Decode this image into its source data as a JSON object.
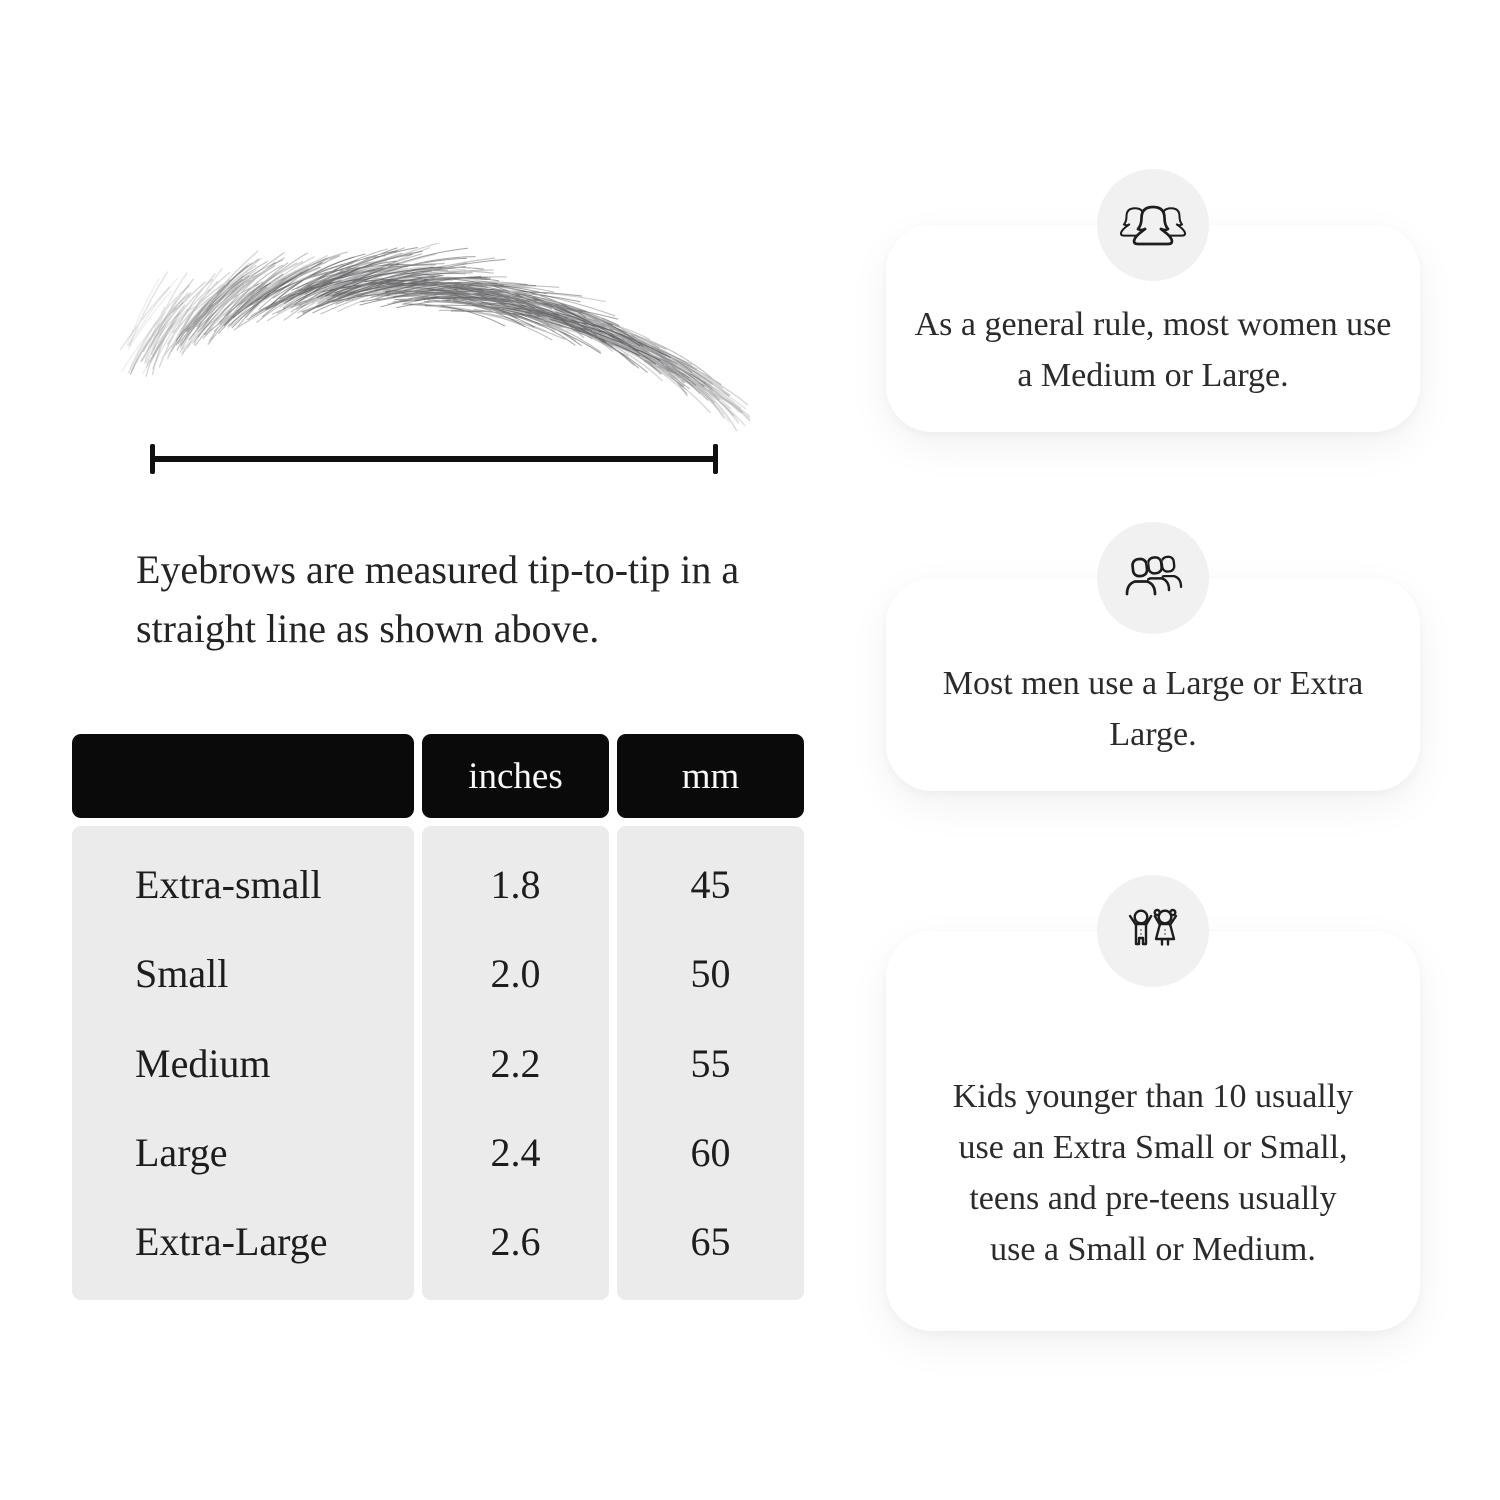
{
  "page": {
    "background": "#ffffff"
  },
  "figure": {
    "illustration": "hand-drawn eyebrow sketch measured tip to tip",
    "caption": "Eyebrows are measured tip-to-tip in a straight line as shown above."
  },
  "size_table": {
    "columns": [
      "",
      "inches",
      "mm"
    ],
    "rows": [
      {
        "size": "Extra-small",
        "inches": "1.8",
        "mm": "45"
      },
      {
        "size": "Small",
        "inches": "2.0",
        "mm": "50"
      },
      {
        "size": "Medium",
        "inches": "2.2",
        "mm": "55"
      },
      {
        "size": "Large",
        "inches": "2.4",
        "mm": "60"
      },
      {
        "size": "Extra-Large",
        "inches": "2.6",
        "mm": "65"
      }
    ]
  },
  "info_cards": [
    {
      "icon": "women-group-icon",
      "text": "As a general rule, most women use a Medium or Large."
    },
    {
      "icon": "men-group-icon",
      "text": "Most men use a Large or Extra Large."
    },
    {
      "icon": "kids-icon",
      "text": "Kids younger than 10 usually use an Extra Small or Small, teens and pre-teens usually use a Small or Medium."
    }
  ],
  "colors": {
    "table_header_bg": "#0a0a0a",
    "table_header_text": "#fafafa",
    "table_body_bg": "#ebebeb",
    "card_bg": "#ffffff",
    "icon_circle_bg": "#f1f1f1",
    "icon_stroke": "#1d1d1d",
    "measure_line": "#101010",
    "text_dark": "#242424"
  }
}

### Task brief
Write out every entry again word for word, without any of the pictures.

### The solution
Decode this image into its source data as a JSON object.
{
  "page": {
    "background": "#ffffff"
  },
  "figure": {
    "illustration": "hand-drawn eyebrow sketch measured tip to tip",
    "caption": "Eyebrows are measured tip-to-tip in a straight line as shown above."
  },
  "size_table": {
    "columns": [
      "",
      "inches",
      "mm"
    ],
    "rows": [
      {
        "size": "Extra-small",
        "inches": "1.8",
        "mm": "45"
      },
      {
        "size": "Small",
        "inches": "2.0",
        "mm": "50"
      },
      {
        "size": "Medium",
        "inches": "2.2",
        "mm": "55"
      },
      {
        "size": "Large",
        "inches": "2.4",
        "mm": "60"
      },
      {
        "size": "Extra-Large",
        "inches": "2.6",
        "mm": "65"
      }
    ]
  },
  "info_cards": [
    {
      "icon": "women-group-icon",
      "text": "As a general rule, most women use a Medium or Large."
    },
    {
      "icon": "men-group-icon",
      "text": "Most men use a Large or Extra Large."
    },
    {
      "icon": "kids-icon",
      "text": "Kids younger than 10 usually use an Extra Small or Small, teens and pre-teens usually use a Small or Medium."
    }
  ],
  "colors": {
    "table_header_bg": "#0a0a0a",
    "table_header_text": "#fafafa",
    "table_body_bg": "#ebebeb",
    "card_bg": "#ffffff",
    "icon_circle_bg": "#f1f1f1",
    "icon_stroke": "#1d1d1d",
    "measure_line": "#101010",
    "text_dark": "#242424"
  }
}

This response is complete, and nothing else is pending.